▶ _Goal_: Tally the lines in the listing below that contain "relative" and report the tally alone.
## begin Records for this exercise
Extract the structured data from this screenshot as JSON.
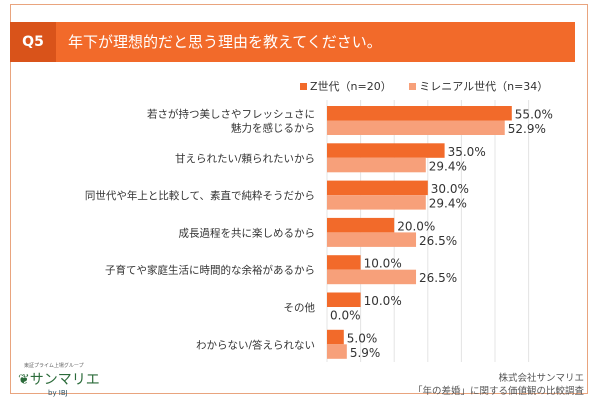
{
  "header": {
    "q": "Q5",
    "title": "年下が理想的だと思う理由を教えてください。"
  },
  "footer": {
    "company": "株式会社サンマリエ",
    "survey": "「年の差婚」に関する価値観の比較調査",
    "logo_tag": "東証プライム上場グループ",
    "logo": "サンマリエ",
    "logo_by": "by IBJ"
  },
  "chart_data": {
    "type": "bar",
    "orientation": "horizontal",
    "xlim": [
      0,
      60
    ],
    "grid": true,
    "legend": "top-right",
    "categories": [
      [
        "若さが持つ美しさやフレッシュさに",
        "魅力を感じるから"
      ],
      [
        "甘えられたい/頼られたいから"
      ],
      [
        "同世代や年上と比較して、素直で純粋そうだから"
      ],
      [
        "成長過程を共に楽しめるから"
      ],
      [
        "子育てや家庭生活に時間的な余裕があるから"
      ],
      [
        "その他"
      ],
      [
        "わからない/答えられない"
      ]
    ],
    "series": [
      {
        "name": "Z世代（n=20）",
        "color": "#f26a2a",
        "values": [
          55.0,
          35.0,
          30.0,
          20.0,
          10.0,
          10.0,
          5.0
        ],
        "labels": [
          "55.0%",
          "35.0%",
          "30.0%",
          "20.0%",
          "10.0%",
          "10.0%",
          "5.0%"
        ]
      },
      {
        "name": "ミレニアル世代（n=34）",
        "color": "#f7a07a",
        "values": [
          52.9,
          29.4,
          29.4,
          26.5,
          26.5,
          0.0,
          5.9
        ],
        "labels": [
          "52.9%",
          "29.4%",
          "29.4%",
          "26.5%",
          "26.5%",
          "0.0%",
          "5.9%"
        ]
      }
    ]
  }
}
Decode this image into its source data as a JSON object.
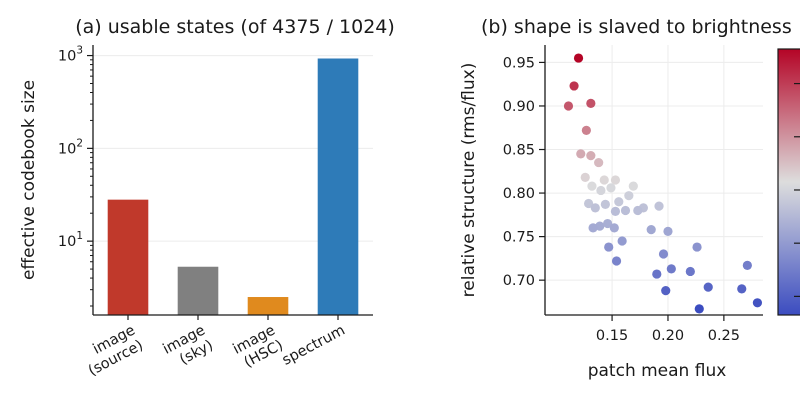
{
  "chart_data": [
    {
      "type": "bar",
      "title": "(a) usable states (of 4375 / 1024)",
      "xlabel": "",
      "ylabel": "effective codebook size",
      "yscale": "log",
      "ylim": [
        1.6,
        1300
      ],
      "yticks": [
        {
          "base": "10",
          "exp": "1",
          "value": 10
        },
        {
          "base": "10",
          "exp": "2",
          "value": 100
        },
        {
          "base": "10",
          "exp": "3",
          "value": 1000
        }
      ],
      "categories": [
        [
          "image",
          "(source)"
        ],
        [
          "image",
          "(sky)"
        ],
        [
          "image",
          "(HSC)"
        ],
        [
          "spectrum"
        ]
      ],
      "values": [
        28,
        5.3,
        2.5,
        930
      ],
      "colors": [
        "#c0392b",
        "#808080",
        "#e08a1e",
        "#2e7bb8"
      ],
      "grid": true
    },
    {
      "type": "scatter",
      "title": "(b) shape is slaved to brightness",
      "xlabel": "patch mean flux",
      "ylabel": "relative structure (rms/flux)",
      "xlim": [
        0.09,
        0.285
      ],
      "ylim": [
        0.66,
        0.97
      ],
      "xticks": [
        "0.15",
        "0.20",
        "0.25"
      ],
      "yticks": [
        "0.70",
        "0.75",
        "0.80",
        "0.85",
        "0.90",
        "0.95"
      ],
      "grid": true,
      "colormap": "coolwarm (red = high relative structure, blue = low)",
      "points": [
        [
          0.12,
          0.955
        ],
        [
          0.116,
          0.923
        ],
        [
          0.111,
          0.9
        ],
        [
          0.131,
          0.903
        ],
        [
          0.127,
          0.872
        ],
        [
          0.122,
          0.845
        ],
        [
          0.131,
          0.843
        ],
        [
          0.138,
          0.835
        ],
        [
          0.126,
          0.818
        ],
        [
          0.143,
          0.815
        ],
        [
          0.132,
          0.808
        ],
        [
          0.14,
          0.803
        ],
        [
          0.153,
          0.815
        ],
        [
          0.149,
          0.806
        ],
        [
          0.169,
          0.808
        ],
        [
          0.156,
          0.79
        ],
        [
          0.165,
          0.797
        ],
        [
          0.129,
          0.788
        ],
        [
          0.135,
          0.783
        ],
        [
          0.144,
          0.787
        ],
        [
          0.153,
          0.779
        ],
        [
          0.162,
          0.78
        ],
        [
          0.178,
          0.783
        ],
        [
          0.192,
          0.785
        ],
        [
          0.139,
          0.762
        ],
        [
          0.146,
          0.765
        ],
        [
          0.152,
          0.76
        ],
        [
          0.133,
          0.76
        ],
        [
          0.173,
          0.78
        ],
        [
          0.185,
          0.758
        ],
        [
          0.2,
          0.756
        ],
        [
          0.147,
          0.738
        ],
        [
          0.159,
          0.745
        ],
        [
          0.196,
          0.73
        ],
        [
          0.154,
          0.722
        ],
        [
          0.19,
          0.707
        ],
        [
          0.203,
          0.713
        ],
        [
          0.198,
          0.688
        ],
        [
          0.22,
          0.71
        ],
        [
          0.226,
          0.738
        ],
        [
          0.236,
          0.692
        ],
        [
          0.228,
          0.667
        ],
        [
          0.266,
          0.69
        ],
        [
          0.271,
          0.717
        ],
        [
          0.28,
          0.674
        ]
      ]
    }
  ]
}
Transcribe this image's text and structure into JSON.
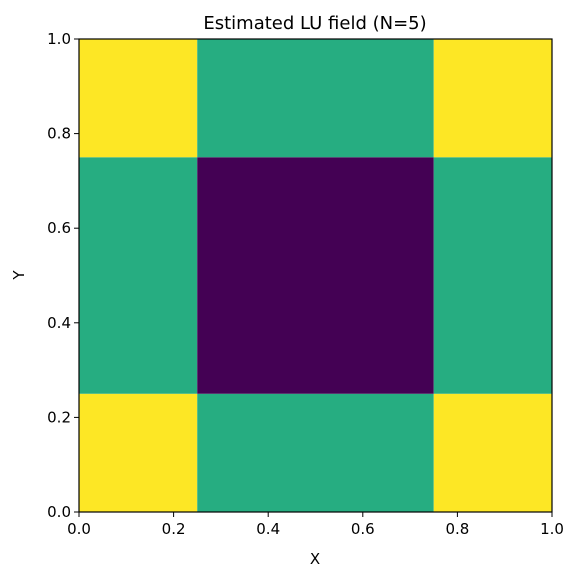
{
  "chart_data": {
    "type": "heatmap",
    "title": "Estimated LU field (N=5)",
    "xlabel": "X",
    "ylabel": "Y",
    "xlim": [
      0.0,
      1.0
    ],
    "ylim": [
      0.0,
      1.0
    ],
    "grid": false,
    "legend": "none",
    "x_edges": [
      0.0,
      0.25,
      0.75,
      1.0
    ],
    "y_edges": [
      0.0,
      0.25,
      0.75,
      1.0
    ],
    "cells_bottom_to_top": [
      [
        2,
        1,
        2
      ],
      [
        1,
        0,
        1
      ],
      [
        2,
        1,
        2
      ]
    ],
    "colormap": {
      "0": "#440154",
      "1": "#26ad81",
      "2": "#fde725"
    },
    "x_ticks": [
      {
        "value": 0.0,
        "label": "0.0"
      },
      {
        "value": 0.2,
        "label": "0.2"
      },
      {
        "value": 0.4,
        "label": "0.4"
      },
      {
        "value": 0.6,
        "label": "0.6"
      },
      {
        "value": 0.8,
        "label": "0.8"
      },
      {
        "value": 1.0,
        "label": "1.0"
      }
    ],
    "y_ticks": [
      {
        "value": 0.0,
        "label": "0.0"
      },
      {
        "value": 0.2,
        "label": "0.2"
      },
      {
        "value": 0.4,
        "label": "0.4"
      },
      {
        "value": 0.6,
        "label": "0.6"
      },
      {
        "value": 0.8,
        "label": "0.8"
      },
      {
        "value": 1.0,
        "label": "1.0"
      }
    ]
  }
}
## end Records for this exercise
▶ _Completed exercise_: 2